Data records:
** START **
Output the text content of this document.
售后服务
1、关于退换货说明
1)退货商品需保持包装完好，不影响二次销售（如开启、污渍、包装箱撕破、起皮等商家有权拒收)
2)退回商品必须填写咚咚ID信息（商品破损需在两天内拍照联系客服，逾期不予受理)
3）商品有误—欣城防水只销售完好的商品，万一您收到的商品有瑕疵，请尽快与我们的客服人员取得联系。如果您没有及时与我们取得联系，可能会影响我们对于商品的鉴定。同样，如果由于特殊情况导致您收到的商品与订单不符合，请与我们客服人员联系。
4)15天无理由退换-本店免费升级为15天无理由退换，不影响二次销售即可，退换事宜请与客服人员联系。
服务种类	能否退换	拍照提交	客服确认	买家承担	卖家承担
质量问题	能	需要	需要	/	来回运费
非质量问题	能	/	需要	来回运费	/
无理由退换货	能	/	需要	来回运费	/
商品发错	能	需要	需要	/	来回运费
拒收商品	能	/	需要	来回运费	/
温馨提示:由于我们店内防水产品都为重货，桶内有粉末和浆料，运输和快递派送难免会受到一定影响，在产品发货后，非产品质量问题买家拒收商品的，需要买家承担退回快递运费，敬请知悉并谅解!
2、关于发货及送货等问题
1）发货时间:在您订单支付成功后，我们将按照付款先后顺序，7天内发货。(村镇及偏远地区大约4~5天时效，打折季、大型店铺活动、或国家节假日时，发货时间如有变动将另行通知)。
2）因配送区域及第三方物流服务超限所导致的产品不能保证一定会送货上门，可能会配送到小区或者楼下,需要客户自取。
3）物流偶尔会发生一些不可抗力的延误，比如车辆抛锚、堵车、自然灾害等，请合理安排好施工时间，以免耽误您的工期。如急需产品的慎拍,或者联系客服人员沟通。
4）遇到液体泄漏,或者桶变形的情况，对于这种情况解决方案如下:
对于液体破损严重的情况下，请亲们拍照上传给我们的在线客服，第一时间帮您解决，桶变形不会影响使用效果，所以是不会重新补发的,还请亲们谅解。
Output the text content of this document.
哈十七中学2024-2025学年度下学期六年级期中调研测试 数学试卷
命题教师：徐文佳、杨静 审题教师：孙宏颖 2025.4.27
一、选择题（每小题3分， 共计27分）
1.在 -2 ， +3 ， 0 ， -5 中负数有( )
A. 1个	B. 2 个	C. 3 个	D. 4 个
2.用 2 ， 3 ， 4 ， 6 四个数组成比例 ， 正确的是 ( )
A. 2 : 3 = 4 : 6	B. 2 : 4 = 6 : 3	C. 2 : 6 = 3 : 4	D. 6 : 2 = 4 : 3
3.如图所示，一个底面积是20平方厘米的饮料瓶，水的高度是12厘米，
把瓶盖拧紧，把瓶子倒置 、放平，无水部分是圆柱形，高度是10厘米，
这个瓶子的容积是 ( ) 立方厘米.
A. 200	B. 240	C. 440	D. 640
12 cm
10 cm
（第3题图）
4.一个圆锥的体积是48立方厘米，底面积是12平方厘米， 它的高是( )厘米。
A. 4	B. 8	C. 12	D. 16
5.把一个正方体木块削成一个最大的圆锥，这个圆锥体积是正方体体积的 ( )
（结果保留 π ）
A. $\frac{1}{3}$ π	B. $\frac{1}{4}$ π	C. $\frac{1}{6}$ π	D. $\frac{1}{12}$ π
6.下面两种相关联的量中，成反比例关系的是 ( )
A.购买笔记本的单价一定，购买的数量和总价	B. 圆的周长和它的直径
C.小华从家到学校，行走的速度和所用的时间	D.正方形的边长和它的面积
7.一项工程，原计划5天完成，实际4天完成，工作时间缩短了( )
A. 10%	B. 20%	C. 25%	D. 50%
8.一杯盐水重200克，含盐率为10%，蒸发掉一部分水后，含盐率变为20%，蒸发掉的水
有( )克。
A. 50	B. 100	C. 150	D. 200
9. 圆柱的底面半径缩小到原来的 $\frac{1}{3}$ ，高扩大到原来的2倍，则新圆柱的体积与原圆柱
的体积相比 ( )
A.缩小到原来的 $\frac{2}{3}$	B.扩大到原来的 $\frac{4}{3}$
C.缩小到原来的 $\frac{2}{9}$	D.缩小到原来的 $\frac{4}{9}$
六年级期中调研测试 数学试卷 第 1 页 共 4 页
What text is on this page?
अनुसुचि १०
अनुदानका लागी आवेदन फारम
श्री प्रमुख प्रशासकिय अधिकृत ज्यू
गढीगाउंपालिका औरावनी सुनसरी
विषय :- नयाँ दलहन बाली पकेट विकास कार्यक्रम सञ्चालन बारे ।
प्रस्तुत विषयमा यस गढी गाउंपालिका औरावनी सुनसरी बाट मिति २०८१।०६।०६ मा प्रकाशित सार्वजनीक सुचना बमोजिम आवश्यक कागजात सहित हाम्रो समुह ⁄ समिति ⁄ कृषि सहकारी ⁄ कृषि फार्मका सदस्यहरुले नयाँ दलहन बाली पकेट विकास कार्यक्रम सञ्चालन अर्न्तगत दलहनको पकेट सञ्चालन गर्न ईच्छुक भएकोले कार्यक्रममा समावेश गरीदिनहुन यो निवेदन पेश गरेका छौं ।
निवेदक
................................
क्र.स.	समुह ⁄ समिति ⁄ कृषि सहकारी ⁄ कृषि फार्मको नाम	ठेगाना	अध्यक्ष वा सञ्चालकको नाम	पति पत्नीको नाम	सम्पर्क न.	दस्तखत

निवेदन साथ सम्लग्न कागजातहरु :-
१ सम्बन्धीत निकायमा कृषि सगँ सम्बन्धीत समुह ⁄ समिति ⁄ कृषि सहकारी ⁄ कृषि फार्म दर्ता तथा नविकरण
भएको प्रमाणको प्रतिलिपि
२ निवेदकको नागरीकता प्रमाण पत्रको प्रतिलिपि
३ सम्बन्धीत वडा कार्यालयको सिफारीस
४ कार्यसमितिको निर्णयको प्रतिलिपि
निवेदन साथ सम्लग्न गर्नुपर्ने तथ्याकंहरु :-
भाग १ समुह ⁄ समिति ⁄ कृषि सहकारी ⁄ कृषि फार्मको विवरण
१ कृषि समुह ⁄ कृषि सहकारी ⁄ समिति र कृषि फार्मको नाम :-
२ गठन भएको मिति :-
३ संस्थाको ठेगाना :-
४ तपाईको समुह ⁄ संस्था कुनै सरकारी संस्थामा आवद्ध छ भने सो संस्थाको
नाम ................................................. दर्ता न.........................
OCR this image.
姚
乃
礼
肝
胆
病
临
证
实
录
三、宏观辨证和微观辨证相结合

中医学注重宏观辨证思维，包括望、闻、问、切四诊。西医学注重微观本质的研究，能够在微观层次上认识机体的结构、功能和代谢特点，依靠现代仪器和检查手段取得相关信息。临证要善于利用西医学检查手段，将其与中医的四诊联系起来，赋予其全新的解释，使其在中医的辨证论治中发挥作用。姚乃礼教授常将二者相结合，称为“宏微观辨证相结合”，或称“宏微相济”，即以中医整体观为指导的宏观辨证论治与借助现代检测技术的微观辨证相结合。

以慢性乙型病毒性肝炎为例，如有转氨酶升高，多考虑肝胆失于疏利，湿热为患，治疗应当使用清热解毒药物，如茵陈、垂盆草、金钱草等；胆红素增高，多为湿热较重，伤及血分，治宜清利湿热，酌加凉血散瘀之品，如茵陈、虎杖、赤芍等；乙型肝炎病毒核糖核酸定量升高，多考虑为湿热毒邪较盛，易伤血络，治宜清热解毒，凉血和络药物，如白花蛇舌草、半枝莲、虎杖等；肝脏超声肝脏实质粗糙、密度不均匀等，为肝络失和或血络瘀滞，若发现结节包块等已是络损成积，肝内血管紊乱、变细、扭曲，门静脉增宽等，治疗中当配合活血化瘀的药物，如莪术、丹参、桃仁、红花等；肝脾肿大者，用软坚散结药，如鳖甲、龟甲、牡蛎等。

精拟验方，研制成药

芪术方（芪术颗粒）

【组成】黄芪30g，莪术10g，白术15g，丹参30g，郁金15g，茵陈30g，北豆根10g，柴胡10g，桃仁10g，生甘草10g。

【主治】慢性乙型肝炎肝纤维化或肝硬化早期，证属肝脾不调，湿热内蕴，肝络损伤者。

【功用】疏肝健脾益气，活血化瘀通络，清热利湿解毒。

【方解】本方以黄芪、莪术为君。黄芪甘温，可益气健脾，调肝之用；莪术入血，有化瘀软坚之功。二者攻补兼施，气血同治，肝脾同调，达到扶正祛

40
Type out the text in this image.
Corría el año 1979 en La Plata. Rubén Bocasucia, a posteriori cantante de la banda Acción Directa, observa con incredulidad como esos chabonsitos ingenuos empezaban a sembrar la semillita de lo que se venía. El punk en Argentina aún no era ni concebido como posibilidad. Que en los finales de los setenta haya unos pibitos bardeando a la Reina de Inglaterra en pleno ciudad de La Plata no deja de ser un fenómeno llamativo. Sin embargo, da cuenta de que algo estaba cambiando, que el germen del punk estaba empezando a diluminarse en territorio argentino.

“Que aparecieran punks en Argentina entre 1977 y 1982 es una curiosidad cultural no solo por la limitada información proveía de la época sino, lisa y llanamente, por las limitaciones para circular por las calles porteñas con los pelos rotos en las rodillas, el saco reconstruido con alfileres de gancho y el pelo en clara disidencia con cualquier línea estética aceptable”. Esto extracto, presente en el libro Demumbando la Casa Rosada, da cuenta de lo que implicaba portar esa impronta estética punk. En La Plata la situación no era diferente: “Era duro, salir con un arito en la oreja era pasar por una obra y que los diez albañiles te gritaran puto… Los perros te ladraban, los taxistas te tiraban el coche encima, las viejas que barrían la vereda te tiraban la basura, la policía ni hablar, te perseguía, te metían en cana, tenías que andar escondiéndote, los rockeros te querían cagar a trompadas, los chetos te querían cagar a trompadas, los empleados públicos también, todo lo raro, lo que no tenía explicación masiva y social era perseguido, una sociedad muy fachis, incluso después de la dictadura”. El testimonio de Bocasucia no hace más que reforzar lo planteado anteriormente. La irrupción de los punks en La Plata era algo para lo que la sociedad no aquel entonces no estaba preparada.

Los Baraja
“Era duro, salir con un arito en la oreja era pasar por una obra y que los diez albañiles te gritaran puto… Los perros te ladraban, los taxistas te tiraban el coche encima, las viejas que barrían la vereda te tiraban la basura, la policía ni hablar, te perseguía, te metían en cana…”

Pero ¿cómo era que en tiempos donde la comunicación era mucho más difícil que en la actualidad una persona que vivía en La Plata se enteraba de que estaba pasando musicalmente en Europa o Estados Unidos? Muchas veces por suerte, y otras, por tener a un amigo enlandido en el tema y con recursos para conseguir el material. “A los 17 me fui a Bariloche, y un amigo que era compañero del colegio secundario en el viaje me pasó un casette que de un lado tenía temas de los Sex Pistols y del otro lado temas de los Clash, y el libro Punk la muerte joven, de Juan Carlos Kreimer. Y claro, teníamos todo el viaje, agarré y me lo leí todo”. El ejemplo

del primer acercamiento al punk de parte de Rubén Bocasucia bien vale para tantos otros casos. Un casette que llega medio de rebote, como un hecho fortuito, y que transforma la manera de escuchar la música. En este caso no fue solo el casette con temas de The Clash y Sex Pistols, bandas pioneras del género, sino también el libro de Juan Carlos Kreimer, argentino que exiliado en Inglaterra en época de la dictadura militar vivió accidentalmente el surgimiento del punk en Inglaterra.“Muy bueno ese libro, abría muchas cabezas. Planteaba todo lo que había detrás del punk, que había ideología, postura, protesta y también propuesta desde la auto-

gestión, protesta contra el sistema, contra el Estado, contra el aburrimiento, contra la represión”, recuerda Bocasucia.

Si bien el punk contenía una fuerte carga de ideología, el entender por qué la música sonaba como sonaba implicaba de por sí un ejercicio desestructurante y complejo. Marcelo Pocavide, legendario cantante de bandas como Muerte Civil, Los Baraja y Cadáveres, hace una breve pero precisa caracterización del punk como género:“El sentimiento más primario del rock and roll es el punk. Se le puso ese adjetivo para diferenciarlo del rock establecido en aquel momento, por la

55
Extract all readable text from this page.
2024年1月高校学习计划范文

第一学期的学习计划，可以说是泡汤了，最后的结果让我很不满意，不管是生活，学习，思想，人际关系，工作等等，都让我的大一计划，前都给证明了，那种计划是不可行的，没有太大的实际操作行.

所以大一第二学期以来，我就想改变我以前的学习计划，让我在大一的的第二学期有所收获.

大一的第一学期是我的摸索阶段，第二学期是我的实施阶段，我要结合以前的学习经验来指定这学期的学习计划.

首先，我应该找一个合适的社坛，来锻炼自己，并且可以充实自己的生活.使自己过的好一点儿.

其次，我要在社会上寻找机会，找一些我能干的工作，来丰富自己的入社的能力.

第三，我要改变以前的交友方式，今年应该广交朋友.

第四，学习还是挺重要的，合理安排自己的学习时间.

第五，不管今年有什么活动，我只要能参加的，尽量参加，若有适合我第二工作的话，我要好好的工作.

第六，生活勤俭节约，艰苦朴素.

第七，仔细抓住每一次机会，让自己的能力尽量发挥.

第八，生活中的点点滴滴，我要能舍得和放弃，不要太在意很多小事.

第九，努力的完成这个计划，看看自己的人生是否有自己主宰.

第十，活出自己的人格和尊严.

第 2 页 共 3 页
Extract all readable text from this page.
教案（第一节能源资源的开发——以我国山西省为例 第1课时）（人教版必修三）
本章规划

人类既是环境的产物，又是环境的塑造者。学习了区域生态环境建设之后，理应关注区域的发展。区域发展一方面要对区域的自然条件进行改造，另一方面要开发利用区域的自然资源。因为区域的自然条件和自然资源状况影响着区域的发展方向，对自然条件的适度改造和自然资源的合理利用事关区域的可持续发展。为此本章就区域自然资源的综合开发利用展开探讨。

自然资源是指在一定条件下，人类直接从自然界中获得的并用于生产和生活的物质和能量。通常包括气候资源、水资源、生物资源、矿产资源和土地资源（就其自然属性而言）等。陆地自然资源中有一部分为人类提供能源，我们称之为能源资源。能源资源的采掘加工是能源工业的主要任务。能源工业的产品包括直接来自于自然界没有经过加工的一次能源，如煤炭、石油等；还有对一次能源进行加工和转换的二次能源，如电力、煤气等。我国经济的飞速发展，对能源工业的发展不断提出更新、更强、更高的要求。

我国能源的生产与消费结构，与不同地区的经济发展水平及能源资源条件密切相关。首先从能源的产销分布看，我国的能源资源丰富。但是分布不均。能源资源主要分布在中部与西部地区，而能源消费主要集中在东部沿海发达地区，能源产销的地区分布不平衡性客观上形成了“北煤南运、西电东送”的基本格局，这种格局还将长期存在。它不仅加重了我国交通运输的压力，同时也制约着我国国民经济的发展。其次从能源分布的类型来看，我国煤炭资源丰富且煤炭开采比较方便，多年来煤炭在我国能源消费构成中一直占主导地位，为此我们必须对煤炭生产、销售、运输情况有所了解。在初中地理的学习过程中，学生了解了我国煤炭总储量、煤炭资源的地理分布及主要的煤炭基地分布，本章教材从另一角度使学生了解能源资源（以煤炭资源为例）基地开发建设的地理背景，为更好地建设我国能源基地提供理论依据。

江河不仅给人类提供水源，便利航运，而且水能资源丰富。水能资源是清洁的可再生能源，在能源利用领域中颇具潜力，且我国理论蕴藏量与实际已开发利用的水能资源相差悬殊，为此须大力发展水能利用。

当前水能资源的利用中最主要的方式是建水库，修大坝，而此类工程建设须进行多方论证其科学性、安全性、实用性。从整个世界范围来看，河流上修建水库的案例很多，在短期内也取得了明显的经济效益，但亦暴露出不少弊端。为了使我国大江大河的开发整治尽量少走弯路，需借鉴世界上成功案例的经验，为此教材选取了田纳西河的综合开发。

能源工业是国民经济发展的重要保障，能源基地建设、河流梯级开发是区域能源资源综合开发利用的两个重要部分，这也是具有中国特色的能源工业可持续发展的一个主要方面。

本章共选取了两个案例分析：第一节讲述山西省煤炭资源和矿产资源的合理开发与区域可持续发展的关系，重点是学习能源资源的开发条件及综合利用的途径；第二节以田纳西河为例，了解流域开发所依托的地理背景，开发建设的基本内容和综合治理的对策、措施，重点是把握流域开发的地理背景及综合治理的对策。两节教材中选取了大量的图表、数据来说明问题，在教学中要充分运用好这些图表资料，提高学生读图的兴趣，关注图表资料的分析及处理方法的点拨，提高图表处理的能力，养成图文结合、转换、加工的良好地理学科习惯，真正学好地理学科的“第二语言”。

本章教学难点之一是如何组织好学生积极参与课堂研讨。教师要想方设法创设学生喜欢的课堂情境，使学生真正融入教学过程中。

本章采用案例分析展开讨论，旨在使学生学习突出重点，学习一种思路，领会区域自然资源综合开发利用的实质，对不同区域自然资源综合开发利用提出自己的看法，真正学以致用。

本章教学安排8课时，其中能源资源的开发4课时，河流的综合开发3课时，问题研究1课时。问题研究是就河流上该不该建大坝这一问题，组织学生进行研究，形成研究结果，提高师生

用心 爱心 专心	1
** END **
Search the records above for the string "image". Copy every line that contains it.

COMPLETE RESPONSE:
OCR this image.
Type out the text in this image.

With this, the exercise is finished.